- YOUR GOAL
Can you print every record below exactly as written?
..........
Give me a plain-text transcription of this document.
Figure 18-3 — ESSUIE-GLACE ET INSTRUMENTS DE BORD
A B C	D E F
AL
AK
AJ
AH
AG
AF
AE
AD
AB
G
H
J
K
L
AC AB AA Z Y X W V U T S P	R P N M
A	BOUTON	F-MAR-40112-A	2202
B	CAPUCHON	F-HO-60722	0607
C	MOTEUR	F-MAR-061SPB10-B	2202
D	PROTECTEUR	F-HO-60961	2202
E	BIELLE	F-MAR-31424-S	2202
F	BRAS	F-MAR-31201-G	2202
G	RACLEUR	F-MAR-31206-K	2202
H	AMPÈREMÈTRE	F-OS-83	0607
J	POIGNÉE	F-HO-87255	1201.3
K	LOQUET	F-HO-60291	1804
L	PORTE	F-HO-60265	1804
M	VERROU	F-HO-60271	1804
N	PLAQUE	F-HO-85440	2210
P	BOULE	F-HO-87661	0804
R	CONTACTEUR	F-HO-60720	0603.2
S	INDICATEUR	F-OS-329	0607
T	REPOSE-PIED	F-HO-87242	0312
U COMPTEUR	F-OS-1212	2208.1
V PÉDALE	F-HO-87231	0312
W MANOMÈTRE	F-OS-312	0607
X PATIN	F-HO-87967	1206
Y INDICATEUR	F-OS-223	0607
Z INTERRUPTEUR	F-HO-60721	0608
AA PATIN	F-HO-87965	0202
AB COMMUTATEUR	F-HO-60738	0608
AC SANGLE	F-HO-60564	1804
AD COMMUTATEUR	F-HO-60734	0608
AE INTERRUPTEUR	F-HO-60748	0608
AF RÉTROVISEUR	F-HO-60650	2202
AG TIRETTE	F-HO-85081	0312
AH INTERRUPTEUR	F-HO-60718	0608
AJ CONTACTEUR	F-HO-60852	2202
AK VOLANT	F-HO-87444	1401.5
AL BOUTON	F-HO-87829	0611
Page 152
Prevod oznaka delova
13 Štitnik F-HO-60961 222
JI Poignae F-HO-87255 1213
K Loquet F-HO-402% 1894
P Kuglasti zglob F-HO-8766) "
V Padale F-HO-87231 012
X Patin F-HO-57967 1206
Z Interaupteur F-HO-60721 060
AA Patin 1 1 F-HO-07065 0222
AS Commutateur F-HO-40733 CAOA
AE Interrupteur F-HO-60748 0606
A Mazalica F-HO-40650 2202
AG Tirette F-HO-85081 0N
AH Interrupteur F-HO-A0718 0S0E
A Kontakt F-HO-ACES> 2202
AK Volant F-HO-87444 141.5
..........
- SOLUTION TO THIS PROBLEM
Give me a plain-text transcription of this document.
Figure 18-3 — ESSUIE-GLACE ET INSTRUMENTS DE BORD
A B C	D E F
AL
AK
AJ
AH
AG
AF
AE
AD
AB
G
H
J
K
L
AC AB AA Z Y X W V U T S P	R P N M
A	BOUTON	F-MAR-40112-A	2202
B	CAPUCHON	F-HO-60722	0607
C	MOTEUR	F-MAR-061SPB10-B	2202
D	PROTECTEUR	F-HO-60961	2202
E	BIELLE	F-MAR-31424-S	2202
F	BRAS	F-MAR-31201-G	2202
G	RACLEUR	F-MAR-31206-K	2202
H	AMPÈREMÈTRE	F-OS-83	0607
J	POIGNÉE	F-HO-87255	1201.3
K	LOQUET	F-HO-60291	1804
L	PORTE	F-HO-60265	1804
M	VERROU	F-HO-60271	1804
N	PLAQUE	F-HO-85440	2210
P	BOULE	F-HO-87661	0804
R	CONTACTEUR	F-HO-60720	0603.2
S	INDICATEUR	F-OS-329	0607
T	REPOSE-PIED	F-HO-87242	0312
U COMPTEUR	F-OS-1212	2208.1
V PÉDALE	F-HO-87231	0312
W MANOMÈTRE	F-OS-312	0607
X PATIN	F-HO-87967	1206
Y INDICATEUR	F-OS-223	0607
Z INTERRUPTEUR	F-HO-60721	0608
AA PATIN	F-HO-87965	0202
AB COMMUTATEUR	F-HO-60738	0608
AC SANGLE	F-HO-60564	1804
AD COMMUTATEUR	F-HO-60734	0608
AE INTERRUPTEUR	F-HO-60748	0608
AF RÉTROVISEUR	F-HO-60650	2202
AG TIRETTE	F-HO-85081	0312
AH INTERRUPTEUR	F-HO-60718	0608
AJ CONTACTEUR	F-HO-60852	2202
AK VOLANT	F-HO-87444	1401.5
AL BOUTON	F-HO-87829	0611
Page 152
Prevod oznaka delova
13 Štitnik F-HO-60961 222
JI Poignae F-HO-87255 1213
K Loquet F-HO-402% 1894
P Kuglasti zglob F-HO-8766) "
V Padale F-HO-87231 012
X Patin F-HO-57967 1206
Z Interaupteur F-HO-60721 060
AA Patin 1 1 F-HO-07065 0222
AS Commutateur F-HO-40733 CAOA
AE Interrupteur F-HO-60748 0606
A Mazalica F-HO-40650 2202
AG Tirette F-HO-85081 0N
AH Interrupteur F-HO-A0718 0S0E
A Kontakt F-HO-ACES> 2202
AK Volant F-HO-87444 141.5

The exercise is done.